# Instructions to follow
Output the records exactly. Include every line.

# Material for this exercise
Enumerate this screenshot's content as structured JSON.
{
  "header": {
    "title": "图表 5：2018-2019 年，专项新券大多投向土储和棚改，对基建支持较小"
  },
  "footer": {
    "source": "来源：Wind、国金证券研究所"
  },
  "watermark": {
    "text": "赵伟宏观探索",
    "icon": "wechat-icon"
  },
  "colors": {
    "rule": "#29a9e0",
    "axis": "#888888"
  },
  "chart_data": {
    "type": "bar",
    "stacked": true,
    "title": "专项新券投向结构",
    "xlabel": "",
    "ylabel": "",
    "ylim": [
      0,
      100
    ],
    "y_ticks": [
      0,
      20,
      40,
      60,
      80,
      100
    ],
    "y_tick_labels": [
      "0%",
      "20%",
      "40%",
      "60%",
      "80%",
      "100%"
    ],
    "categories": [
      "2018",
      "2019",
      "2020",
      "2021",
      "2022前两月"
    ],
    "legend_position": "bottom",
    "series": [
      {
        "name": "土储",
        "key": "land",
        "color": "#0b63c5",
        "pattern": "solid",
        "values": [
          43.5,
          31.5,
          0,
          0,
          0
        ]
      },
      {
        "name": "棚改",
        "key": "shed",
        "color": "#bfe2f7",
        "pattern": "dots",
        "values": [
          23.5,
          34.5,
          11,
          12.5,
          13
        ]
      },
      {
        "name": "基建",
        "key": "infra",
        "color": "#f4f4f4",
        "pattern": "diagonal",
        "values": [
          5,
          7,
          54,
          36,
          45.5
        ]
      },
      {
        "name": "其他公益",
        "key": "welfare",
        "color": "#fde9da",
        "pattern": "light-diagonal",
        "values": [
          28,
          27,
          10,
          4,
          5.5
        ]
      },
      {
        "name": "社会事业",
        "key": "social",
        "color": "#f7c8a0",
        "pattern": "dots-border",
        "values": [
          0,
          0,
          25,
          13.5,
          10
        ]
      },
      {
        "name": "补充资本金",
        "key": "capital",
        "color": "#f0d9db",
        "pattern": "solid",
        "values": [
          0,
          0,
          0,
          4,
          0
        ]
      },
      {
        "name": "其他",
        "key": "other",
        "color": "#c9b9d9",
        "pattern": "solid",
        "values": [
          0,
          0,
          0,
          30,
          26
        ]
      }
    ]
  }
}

# Exercise answer
Enumerate this screenshot's content as structured JSON.
{
  "header": {
    "title": "图表 5：2018-2019 年，专项新券大多投向土储和棚改，对基建支持较小"
  },
  "footer": {
    "source": "来源：Wind、国金证券研究所"
  },
  "watermark": {
    "text": "赵伟宏观探索",
    "icon": "wechat-icon"
  },
  "colors": {
    "rule": "#29a9e0",
    "axis": "#888888"
  },
  "chart_data": {
    "type": "bar",
    "stacked": true,
    "title": "专项新券投向结构",
    "xlabel": "",
    "ylabel": "",
    "ylim": [
      0,
      100
    ],
    "y_ticks": [
      0,
      20,
      40,
      60,
      80,
      100
    ],
    "y_tick_labels": [
      "0%",
      "20%",
      "40%",
      "60%",
      "80%",
      "100%"
    ],
    "categories": [
      "2018",
      "2019",
      "2020",
      "2021",
      "2022前两月"
    ],
    "legend_position": "bottom",
    "series": [
      {
        "name": "土储",
        "key": "land",
        "color": "#0b63c5",
        "pattern": "solid",
        "values": [
          43.5,
          31.5,
          0,
          0,
          0
        ]
      },
      {
        "name": "棚改",
        "key": "shed",
        "color": "#bfe2f7",
        "pattern": "dots",
        "values": [
          23.5,
          34.5,
          11,
          12.5,
          13
        ]
      },
      {
        "name": "基建",
        "key": "infra",
        "color": "#f4f4f4",
        "pattern": "diagonal",
        "values": [
          5,
          7,
          54,
          36,
          45.5
        ]
      },
      {
        "name": "其他公益",
        "key": "welfare",
        "color": "#fde9da",
        "pattern": "light-diagonal",
        "values": [
          28,
          27,
          10,
          4,
          5.5
        ]
      },
      {
        "name": "社会事业",
        "key": "social",
        "color": "#f7c8a0",
        "pattern": "dots-border",
        "values": [
          0,
          0,
          25,
          13.5,
          10
        ]
      },
      {
        "name": "补充资本金",
        "key": "capital",
        "color": "#f0d9db",
        "pattern": "solid",
        "values": [
          0,
          0,
          0,
          4,
          0
        ]
      },
      {
        "name": "其他",
        "key": "other",
        "color": "#c9b9d9",
        "pattern": "solid",
        "values": [
          0,
          0,
          0,
          30,
          26
        ]
      }
    ]
  }
}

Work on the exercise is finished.